## BEGIN DOCUMENT PASSAGE

Re: ReactOS: stack vs heap

2023-09-04 Thread Behdad Esfahbod
What I said is wrong. But the blues array should be dynamically allocated,
and use a embedded version for small values. I'll work on it.

behdad
http://behdad.org/


On Mon, Sep 4, 2023 at 3:47 PM Behdad Esfahbod  wrote:

> On Mon, Sep 4, 2023 at 3:39 PM Behdad Esfahbod  wrote:
>
>> On Sat, Sep 2, 2023 at 12:31 AM Alexei Podtelezhnikov 
>> wrote:
>>
>>> >
>>> > Wanted to point out that compiling with gcc and adding
>>> "-stack-usage=2000" to get reports about stacks larger than 2000 bytes is
>>> probably the easiest way to track down large stacks at the moment. Note
>>> that af_cjk_metrics_init_widths (44480 bytes) and
>>> af_latin_metrics_init_widths (52992 bytes) are by far the largest.

## END DOCUMENT PASSAGE
## BEGIN RECORD SET

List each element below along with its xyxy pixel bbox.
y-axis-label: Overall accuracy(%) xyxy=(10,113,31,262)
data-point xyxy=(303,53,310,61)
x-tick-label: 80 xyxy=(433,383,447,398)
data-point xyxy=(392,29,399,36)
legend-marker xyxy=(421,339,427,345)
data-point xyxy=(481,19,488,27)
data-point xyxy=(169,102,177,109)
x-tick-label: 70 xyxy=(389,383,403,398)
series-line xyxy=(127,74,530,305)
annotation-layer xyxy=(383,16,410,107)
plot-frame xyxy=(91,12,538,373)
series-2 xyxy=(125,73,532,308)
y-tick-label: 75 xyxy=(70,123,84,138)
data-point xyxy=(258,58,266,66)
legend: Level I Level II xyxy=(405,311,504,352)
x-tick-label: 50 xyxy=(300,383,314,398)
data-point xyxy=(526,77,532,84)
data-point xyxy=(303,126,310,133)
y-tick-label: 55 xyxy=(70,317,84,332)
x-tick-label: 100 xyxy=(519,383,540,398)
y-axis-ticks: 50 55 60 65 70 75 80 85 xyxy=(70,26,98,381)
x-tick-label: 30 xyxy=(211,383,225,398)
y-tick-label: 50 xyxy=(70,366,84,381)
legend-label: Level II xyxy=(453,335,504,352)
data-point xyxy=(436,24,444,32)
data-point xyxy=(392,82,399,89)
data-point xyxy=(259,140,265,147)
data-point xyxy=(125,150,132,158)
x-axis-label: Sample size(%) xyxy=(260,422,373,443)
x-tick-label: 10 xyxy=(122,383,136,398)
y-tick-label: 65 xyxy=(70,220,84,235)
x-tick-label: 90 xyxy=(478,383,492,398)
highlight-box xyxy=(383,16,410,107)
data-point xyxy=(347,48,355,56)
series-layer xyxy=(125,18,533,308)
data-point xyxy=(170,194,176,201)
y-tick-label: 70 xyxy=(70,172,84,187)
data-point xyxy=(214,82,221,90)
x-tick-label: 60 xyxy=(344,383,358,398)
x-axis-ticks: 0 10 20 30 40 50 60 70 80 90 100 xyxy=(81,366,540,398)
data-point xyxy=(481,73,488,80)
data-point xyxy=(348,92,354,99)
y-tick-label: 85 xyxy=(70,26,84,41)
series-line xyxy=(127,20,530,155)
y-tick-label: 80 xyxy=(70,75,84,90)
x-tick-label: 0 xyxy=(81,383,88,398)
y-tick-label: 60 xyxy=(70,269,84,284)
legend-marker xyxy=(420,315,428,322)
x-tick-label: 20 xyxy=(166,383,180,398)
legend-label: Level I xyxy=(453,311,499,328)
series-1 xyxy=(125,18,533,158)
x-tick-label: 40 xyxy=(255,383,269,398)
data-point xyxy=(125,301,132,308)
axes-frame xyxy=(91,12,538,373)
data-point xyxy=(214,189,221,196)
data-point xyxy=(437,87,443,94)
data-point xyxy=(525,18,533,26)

## END RECORD SET

- [REQUESTS]:
**A.** Do the following statements agree with the stack vs heap thread? Answer yes or no for each and quote the deciding words of the thread. (i) The blues array should be dynamically allocated. (ii) af_cjk_metrics_init_widths uses more stack than af_latin_metrics_init_widths. (iii) The suggested compiler option reports stacks larger than 2000 bytes.
**B.** In the stack vs heap thread, which compiler is suggested for getting the stack-usage reports?
**C.** Rewrite the stretch of the stack vs heap thread from "On Mon, Sep 4, 2023 at 3:47 PM" through "far the largest.", putting "clang" in place of "gcc".

- [RESPONSES BY TASK]:
**A.** (i) Yes: "the blues array should be dynamically allocated". (ii) No: "af_cjk_metrics_init_widths (44480 bytes)" and "af_latin_metrics_init_widths (52992 bytes)". (iii) Yes: "to get reports about stacks larger than 2000 bytes".

**B.** gcc

**C.**
On Mon, Sep 4, 2023 at 3:47 PM Behdad Esfahbod  wrote:

> On Mon, Sep 4, 2023 at 3:39 PM Behdad Esfahbod  wrote:
>
>> On Sat, Sep 2, 2023 at 12:31 AM Alexei Podtelezhnikov 
>> wrote:
>>
>>> >
>>> > Wanted to point out that compiling with clang and adding
>>> "-stack-usage=2000" to get reports about stacks larger than 2000 bytes is
>>> probably the easiest way to track down large stacks at the moment. Note
>>> that af_cjk_metrics_init_widths (44480 bytes) and
>>> af_latin_metrics_init_widths (52992 bytes) are by far the largest.